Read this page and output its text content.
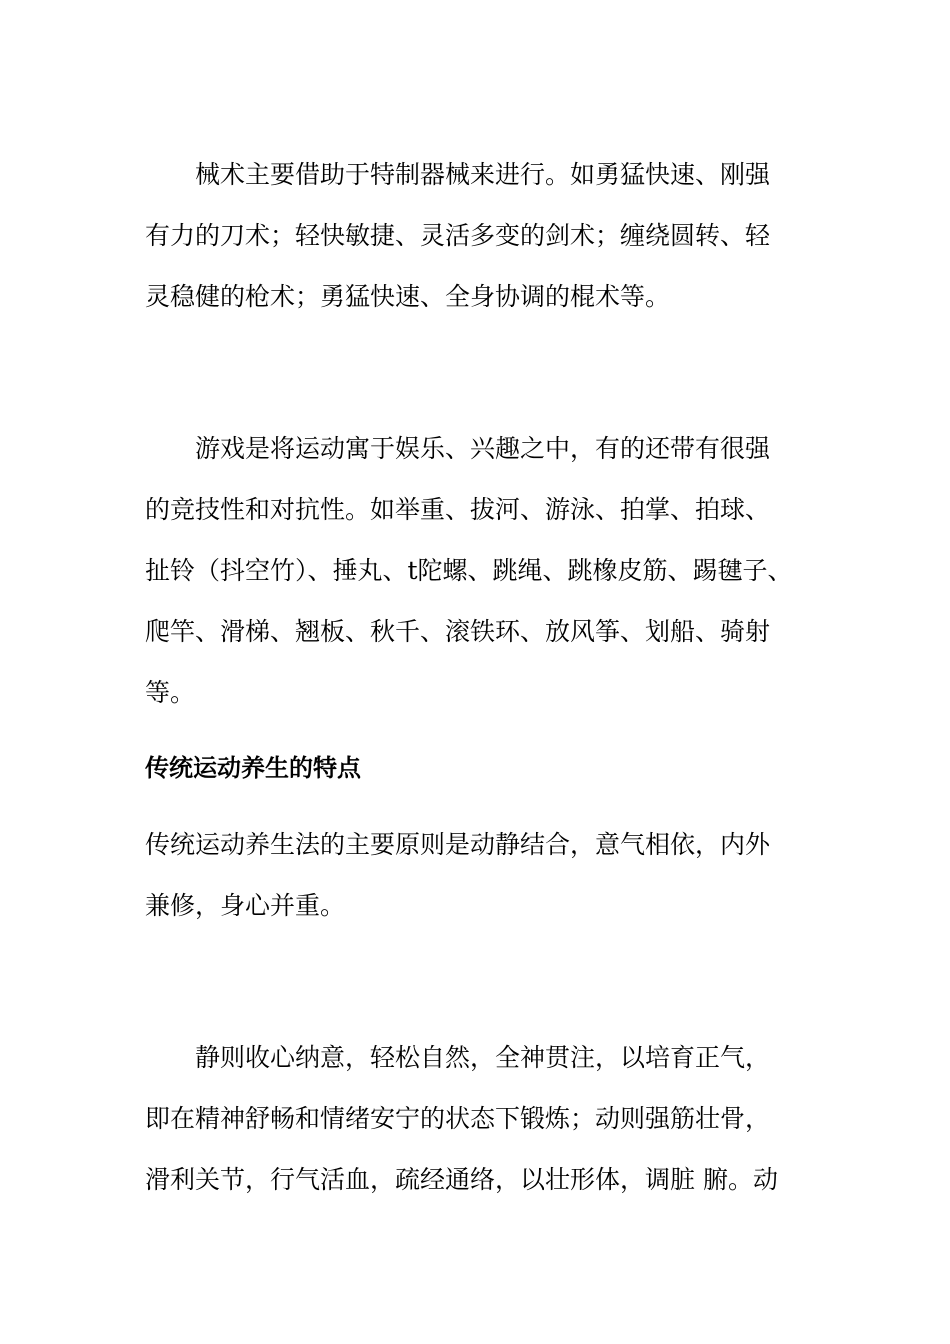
械术主要借助于特制器械来进行。如勇猛快速、刚强
有力的刀术；轻快敏捷、灵活多变的剑术；缠绕圆转、轻
灵稳健的枪术；勇猛快速、全身协调的棍术等。
游戏是将运动寓于娱乐、兴趣之中，有的还带有很强
的竞技性和对抗性。如举重、拔河、游泳、拍掌、拍球、
扯铃（抖空竹）、捶丸、t陀螺、跳绳、跳橡皮筋、踢毽子、
爬竿、滑梯、翘板、秋千、滚铁环、放风筝、划船、骑射
等。
传统运动养生的特点
传统运动养生法的主要原则是动静结合，意气相依，内外
兼修，身心并重。
静则收心纳意，轻松自然，全神贯注，以培育正气，
即在精神舒畅和情绪安宁的状态下锻炼；动则强筋壮骨，
滑利关节，行气活血，疏经通络，以壮形体，调脏 腑。动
--------
-- WHAT TO PRODUCE --
Repeat the material above verbatim, with no pictures in the output.

-- REPLY --
Read this page and output its text content.
械术主要借助于特制器械来进行。如勇猛快速、刚强
有力的刀术；轻快敏捷、灵活多变的剑术；缠绕圆转、轻
灵稳健的枪术；勇猛快速、全身协调的棍术等。
游戏是将运动寓于娱乐、兴趣之中，有的还带有很强
的竞技性和对抗性。如举重、拔河、游泳、拍掌、拍球、
扯铃（抖空竹）、捶丸、t陀螺、跳绳、跳橡皮筋、踢毽子、
爬竿、滑梯、翘板、秋千、滚铁环、放风筝、划船、骑射
等。
传统运动养生的特点
传统运动养生法的主要原则是动静结合，意气相依，内外
兼修，身心并重。
静则收心纳意，轻松自然，全神贯注，以培育正气，
即在精神舒畅和情绪安宁的状态下锻炼；动则强筋壮骨，
滑利关节，行气活血，疏经通络，以壮形体，调脏 腑。动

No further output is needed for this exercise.